Collected data entries:
┏━━

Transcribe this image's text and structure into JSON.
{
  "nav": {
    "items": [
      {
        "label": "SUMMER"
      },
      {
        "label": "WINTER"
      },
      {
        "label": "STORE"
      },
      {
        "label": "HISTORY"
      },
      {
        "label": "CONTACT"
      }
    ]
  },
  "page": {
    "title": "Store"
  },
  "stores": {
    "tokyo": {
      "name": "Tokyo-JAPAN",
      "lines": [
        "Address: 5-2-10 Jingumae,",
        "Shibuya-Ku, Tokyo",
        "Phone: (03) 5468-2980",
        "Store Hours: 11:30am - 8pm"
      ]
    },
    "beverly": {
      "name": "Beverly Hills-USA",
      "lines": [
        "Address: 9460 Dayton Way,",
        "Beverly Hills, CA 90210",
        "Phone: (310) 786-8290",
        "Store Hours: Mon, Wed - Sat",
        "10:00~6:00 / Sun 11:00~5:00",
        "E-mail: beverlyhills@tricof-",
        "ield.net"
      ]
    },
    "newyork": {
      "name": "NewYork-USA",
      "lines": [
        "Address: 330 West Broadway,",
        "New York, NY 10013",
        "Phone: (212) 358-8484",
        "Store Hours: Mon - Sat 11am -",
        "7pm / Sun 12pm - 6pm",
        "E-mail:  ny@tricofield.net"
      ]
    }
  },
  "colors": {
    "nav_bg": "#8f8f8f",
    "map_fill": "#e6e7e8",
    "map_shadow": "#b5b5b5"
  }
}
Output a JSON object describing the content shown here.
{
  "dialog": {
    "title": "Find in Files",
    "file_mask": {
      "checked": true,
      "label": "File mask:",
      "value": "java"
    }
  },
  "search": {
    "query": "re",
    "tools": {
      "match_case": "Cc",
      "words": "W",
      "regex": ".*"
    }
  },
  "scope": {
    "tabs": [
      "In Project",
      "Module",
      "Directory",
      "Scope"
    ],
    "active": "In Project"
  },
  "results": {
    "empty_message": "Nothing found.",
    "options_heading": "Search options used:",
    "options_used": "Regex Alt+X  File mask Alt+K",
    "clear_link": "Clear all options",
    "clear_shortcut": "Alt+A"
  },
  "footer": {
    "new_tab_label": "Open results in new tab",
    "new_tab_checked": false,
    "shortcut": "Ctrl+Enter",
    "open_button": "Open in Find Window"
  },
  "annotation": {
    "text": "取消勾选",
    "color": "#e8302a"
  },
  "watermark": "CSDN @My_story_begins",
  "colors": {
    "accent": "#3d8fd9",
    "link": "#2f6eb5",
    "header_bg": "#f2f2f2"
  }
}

┗━━

**Task instructions:** Each line of the listing should be echoed back exactly.

**The reply:**
Transcribe this image's text and structure into JSON.
{
  "nav": {
    "items": [
      {
        "label": "SUMMER"
      },
      {
        "label": "WINTER"
      },
      {
        "label": "STORE"
      },
      {
        "label": "HISTORY"
      },
      {
        "label": "CONTACT"
      }
    ]
  },
  "page": {
    "title": "Store"
  },
  "stores": {
    "tokyo": {
      "name": "Tokyo-JAPAN",
      "lines": [
        "Address: 5-2-10 Jingumae,",
        "Shibuya-Ku, Tokyo",
        "Phone: (03) 5468-2980",
        "Store Hours: 11:30am - 8pm"
      ]
    },
    "beverly": {
      "name": "Beverly Hills-USA",
      "lines": [
        "Address: 9460 Dayton Way,",
        "Beverly Hills, CA 90210",
        "Phone: (310) 786-8290",
        "Store Hours: Mon, Wed - Sat",
        "10:00~6:00 / Sun 11:00~5:00",
        "E-mail: beverlyhills@tricof-",
        "ield.net"
      ]
    },
    "newyork": {
      "name": "NewYork-USA",
      "lines": [
        "Address: 330 West Broadway,",
        "New York, NY 10013",
        "Phone: (212) 358-8484",
        "Store Hours: Mon - Sat 11am -",
        "7pm / Sun 12pm - 6pm",
        "E-mail:  ny@tricofield.net"
      ]
    }
  },
  "colors": {
    "nav_bg": "#8f8f8f",
    "map_fill": "#e6e7e8",
    "map_shadow": "#b5b5b5"
  }
}
Output a JSON object describing the content shown here.
{
  "dialog": {
    "title": "Find in Files",
    "file_mask": {
      "checked": true,
      "label": "File mask:",
      "value": "java"
    }
  },
  "search": {
    "query": "re",
    "tools": {
      "match_case": "Cc",
      "words": "W",
      "regex": ".*"
    }
  },
  "scope": {
    "tabs": [
      "In Project",
      "Module",
      "Directory",
      "Scope"
    ],
    "active": "In Project"
  },
  "results": {
    "empty_message": "Nothing found.",
    "options_heading": "Search options used:",
    "options_used": "Regex Alt+X  File mask Alt+K",
    "clear_link": "Clear all options",
    "clear_shortcut": "Alt+A"
  },
  "footer": {
    "new_tab_label": "Open results in new tab",
    "new_tab_checked": false,
    "shortcut": "Ctrl+Enter",
    "open_button": "Open in Find Window"
  },
  "annotation": {
    "text": "取消勾选",
    "color": "#e8302a"
  },
  "watermark": "CSDN @My_story_begins",
  "colors": {
    "accent": "#3d8fd9",
    "link": "#2f6eb5",
    "header_bg": "#f2f2f2"
  }
}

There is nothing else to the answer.